### EXERCISE OBJECTIVE
Look for the string "Frederiksholms" in the lines and copy each line that has it.

### EXCERPTED RECORDS
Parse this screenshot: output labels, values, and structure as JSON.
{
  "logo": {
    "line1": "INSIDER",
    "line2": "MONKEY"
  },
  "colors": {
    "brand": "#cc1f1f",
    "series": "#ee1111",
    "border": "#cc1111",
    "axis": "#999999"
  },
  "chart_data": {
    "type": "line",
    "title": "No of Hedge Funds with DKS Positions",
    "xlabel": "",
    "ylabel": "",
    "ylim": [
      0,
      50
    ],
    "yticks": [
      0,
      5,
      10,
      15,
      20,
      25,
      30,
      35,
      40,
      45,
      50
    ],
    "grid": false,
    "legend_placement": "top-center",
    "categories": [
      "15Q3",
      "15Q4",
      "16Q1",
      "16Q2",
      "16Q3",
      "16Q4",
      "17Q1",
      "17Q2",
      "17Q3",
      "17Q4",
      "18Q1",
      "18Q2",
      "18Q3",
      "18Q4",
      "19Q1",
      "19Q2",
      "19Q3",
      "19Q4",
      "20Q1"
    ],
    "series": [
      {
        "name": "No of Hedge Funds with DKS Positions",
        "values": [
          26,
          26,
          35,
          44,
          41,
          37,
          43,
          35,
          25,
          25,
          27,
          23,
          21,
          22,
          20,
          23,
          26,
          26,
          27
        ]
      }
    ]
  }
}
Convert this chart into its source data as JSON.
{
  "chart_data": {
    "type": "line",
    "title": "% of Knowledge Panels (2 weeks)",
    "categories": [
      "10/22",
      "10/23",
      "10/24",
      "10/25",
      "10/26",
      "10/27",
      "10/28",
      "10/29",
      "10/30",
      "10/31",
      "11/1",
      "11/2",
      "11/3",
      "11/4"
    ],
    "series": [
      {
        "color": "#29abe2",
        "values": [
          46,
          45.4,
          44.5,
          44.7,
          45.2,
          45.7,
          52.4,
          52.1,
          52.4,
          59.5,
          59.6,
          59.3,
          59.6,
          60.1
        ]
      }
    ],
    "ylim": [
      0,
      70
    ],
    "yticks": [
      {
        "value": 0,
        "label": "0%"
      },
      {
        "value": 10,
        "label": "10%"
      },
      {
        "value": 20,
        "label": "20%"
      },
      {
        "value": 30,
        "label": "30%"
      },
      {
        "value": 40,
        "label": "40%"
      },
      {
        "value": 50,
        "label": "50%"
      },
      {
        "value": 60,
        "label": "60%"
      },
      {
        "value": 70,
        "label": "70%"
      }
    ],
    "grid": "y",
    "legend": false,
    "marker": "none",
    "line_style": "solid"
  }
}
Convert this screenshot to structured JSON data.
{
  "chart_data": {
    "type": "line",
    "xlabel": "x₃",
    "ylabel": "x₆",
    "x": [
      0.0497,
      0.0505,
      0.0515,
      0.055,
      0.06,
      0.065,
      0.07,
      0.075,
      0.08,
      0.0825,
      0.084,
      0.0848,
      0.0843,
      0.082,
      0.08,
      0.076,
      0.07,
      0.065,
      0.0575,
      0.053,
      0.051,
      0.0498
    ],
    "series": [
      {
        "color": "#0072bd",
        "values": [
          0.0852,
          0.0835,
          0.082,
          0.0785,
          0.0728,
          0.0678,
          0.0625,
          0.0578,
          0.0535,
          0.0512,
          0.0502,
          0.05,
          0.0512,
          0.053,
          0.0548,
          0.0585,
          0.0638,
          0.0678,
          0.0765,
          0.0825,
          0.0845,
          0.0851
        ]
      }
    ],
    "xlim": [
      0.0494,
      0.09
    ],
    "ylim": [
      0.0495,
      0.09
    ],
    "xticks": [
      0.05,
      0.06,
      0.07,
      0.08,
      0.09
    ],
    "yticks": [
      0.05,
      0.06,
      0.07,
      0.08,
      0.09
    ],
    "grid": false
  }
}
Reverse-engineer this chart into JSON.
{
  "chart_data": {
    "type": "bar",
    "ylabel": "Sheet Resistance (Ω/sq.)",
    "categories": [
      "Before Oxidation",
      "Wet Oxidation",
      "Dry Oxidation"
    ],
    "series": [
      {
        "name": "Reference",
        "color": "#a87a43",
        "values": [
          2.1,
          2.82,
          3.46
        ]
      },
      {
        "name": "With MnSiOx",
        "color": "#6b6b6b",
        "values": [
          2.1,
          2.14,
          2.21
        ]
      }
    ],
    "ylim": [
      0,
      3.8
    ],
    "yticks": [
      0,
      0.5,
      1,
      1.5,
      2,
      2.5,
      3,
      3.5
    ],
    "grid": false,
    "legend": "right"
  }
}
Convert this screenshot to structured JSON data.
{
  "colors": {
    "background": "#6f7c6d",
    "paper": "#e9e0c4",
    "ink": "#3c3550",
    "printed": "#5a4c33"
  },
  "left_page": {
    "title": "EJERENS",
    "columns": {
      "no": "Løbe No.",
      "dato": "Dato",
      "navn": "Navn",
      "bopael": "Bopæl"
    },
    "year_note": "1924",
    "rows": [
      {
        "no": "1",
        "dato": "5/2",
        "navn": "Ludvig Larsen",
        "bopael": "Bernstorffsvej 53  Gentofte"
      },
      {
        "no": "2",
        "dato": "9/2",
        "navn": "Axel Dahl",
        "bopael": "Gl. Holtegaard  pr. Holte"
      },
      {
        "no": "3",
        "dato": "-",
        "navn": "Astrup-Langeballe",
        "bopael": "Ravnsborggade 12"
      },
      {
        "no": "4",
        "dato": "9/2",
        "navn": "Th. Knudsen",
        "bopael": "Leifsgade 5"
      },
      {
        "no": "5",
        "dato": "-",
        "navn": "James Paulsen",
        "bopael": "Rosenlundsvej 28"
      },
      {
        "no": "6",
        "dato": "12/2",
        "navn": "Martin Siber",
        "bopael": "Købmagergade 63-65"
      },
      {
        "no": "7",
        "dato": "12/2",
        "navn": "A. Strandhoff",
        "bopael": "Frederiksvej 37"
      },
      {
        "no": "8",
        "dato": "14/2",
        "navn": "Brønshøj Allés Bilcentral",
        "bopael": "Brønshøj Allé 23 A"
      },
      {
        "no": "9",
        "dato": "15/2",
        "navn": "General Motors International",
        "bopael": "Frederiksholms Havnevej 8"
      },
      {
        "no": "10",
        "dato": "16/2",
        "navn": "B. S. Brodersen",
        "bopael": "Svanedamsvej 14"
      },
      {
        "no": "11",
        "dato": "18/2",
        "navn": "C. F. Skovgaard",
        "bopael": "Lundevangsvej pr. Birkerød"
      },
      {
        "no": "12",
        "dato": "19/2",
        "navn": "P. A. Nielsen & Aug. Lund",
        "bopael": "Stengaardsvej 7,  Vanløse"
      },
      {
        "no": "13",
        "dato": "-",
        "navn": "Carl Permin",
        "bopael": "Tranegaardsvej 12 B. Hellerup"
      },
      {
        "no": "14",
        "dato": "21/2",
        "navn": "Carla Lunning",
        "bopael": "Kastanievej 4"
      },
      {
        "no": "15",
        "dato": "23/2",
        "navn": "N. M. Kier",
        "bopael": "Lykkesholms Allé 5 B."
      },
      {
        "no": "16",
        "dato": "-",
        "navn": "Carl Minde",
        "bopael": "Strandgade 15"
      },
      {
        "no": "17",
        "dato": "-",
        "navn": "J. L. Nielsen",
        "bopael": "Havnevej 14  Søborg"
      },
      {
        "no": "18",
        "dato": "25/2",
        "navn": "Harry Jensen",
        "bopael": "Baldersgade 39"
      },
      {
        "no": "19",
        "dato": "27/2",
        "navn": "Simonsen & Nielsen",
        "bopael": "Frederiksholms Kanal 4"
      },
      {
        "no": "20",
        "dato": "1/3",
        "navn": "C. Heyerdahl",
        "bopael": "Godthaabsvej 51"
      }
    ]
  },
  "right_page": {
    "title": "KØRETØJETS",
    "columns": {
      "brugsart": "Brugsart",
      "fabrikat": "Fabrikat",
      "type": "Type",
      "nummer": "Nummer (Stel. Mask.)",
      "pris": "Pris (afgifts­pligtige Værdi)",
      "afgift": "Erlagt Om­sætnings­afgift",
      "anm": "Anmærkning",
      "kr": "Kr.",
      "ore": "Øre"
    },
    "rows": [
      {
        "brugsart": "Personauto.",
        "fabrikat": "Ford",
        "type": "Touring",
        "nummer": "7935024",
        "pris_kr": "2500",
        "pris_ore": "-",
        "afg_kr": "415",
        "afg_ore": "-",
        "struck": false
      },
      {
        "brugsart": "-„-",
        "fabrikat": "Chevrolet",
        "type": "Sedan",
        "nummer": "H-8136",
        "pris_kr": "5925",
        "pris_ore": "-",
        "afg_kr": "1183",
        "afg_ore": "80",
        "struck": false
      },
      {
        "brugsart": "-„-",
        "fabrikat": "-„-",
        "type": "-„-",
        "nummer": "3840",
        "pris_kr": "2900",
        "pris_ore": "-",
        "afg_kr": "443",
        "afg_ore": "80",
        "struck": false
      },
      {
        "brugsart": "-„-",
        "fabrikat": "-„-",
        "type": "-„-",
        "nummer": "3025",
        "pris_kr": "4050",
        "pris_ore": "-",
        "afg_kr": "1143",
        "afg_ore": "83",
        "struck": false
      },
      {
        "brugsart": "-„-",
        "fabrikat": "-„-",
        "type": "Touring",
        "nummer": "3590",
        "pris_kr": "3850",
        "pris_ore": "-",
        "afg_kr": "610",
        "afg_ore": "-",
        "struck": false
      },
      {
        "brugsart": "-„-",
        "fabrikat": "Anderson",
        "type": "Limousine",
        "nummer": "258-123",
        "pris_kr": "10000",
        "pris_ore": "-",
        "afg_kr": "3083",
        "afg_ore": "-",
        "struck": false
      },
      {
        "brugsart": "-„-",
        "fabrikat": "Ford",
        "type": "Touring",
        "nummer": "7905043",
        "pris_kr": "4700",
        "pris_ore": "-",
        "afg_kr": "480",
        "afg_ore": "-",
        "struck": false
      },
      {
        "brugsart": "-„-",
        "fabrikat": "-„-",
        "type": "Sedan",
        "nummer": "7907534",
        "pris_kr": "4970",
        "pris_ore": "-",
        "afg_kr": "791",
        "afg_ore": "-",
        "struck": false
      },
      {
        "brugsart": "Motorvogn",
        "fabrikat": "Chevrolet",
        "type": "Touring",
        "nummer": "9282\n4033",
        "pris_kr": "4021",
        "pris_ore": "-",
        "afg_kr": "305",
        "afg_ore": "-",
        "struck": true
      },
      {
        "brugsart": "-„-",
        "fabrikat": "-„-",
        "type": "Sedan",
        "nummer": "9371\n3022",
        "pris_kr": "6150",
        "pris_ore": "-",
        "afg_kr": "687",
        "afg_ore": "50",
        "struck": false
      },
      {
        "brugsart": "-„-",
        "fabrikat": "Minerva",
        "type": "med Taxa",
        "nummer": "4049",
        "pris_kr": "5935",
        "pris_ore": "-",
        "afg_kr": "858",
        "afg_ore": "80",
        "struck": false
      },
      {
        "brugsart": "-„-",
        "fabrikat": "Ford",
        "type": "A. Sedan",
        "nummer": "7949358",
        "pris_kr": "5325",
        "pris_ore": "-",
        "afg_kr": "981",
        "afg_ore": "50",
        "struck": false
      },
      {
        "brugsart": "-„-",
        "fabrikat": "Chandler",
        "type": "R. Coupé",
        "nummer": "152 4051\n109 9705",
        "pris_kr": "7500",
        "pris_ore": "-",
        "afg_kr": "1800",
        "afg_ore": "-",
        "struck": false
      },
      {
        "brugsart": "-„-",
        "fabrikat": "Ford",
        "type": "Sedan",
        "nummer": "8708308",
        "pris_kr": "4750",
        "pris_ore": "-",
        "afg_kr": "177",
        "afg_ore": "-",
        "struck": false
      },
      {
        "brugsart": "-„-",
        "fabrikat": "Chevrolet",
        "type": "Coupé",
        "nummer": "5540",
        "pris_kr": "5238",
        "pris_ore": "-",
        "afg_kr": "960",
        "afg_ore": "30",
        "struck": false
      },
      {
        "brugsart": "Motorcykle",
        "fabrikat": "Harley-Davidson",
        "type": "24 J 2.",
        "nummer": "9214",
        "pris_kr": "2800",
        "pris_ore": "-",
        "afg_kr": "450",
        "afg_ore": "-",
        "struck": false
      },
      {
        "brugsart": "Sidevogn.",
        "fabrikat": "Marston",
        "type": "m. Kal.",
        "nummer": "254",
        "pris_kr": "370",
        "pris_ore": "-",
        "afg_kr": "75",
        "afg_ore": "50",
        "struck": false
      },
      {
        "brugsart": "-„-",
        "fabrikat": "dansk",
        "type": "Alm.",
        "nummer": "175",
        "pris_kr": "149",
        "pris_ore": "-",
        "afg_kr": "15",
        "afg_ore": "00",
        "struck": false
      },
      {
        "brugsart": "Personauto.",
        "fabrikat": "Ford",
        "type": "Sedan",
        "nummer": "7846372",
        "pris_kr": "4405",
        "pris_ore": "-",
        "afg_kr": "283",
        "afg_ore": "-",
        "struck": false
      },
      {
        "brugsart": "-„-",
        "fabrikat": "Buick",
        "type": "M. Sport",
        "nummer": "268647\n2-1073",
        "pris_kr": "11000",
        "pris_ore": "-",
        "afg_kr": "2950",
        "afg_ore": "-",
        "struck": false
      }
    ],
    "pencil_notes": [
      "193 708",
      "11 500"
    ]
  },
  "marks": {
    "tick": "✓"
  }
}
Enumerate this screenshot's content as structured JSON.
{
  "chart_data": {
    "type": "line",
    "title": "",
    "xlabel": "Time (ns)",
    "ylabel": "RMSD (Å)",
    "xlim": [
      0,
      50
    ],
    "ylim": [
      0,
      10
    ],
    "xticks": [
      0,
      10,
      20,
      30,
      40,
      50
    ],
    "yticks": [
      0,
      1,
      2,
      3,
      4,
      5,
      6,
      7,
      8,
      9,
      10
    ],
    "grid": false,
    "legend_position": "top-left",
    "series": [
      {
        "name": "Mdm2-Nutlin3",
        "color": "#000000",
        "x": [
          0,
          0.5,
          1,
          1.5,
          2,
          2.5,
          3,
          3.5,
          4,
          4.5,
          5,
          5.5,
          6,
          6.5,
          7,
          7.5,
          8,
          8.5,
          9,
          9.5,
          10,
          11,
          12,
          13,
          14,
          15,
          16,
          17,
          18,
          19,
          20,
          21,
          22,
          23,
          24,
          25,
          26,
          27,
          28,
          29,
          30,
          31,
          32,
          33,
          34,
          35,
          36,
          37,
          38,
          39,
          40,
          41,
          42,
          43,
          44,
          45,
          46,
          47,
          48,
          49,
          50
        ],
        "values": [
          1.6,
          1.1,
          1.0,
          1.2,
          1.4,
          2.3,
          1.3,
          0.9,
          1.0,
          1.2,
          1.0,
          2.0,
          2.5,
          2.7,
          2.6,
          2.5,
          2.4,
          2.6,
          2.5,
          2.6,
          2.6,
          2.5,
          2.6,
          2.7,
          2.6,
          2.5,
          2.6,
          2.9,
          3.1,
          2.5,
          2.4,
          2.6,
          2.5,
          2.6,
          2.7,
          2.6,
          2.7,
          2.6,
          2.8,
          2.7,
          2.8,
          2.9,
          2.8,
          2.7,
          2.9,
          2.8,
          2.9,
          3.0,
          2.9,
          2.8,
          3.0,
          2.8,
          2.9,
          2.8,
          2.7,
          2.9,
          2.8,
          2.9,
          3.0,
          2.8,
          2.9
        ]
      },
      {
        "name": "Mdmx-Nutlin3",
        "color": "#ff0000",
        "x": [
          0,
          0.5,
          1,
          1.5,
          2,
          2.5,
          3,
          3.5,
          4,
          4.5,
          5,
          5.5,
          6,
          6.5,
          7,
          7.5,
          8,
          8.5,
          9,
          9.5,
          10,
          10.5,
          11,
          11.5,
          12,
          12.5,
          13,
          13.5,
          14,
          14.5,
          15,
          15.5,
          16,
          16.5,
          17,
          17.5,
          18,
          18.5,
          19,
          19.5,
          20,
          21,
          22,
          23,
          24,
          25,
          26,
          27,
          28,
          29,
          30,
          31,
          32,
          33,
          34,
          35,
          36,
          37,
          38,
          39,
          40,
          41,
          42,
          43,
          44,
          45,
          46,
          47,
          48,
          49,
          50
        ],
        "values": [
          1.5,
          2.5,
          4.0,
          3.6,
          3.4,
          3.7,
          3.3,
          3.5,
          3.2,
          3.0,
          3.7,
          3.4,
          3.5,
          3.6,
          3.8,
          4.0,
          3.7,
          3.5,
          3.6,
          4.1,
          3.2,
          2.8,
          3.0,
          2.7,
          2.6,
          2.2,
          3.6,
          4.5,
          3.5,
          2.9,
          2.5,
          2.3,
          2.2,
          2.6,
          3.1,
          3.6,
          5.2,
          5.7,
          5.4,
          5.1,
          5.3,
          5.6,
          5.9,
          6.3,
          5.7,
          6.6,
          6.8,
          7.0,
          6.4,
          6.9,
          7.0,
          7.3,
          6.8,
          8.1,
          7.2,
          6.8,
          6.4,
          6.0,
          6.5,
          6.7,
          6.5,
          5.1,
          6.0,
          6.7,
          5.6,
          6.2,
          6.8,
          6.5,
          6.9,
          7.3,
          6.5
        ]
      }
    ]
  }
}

### TASK RESULT
        "bopael": "Frederiksholms Havnevej 8"
        "bopael": "Frederiksholms Kanal 4"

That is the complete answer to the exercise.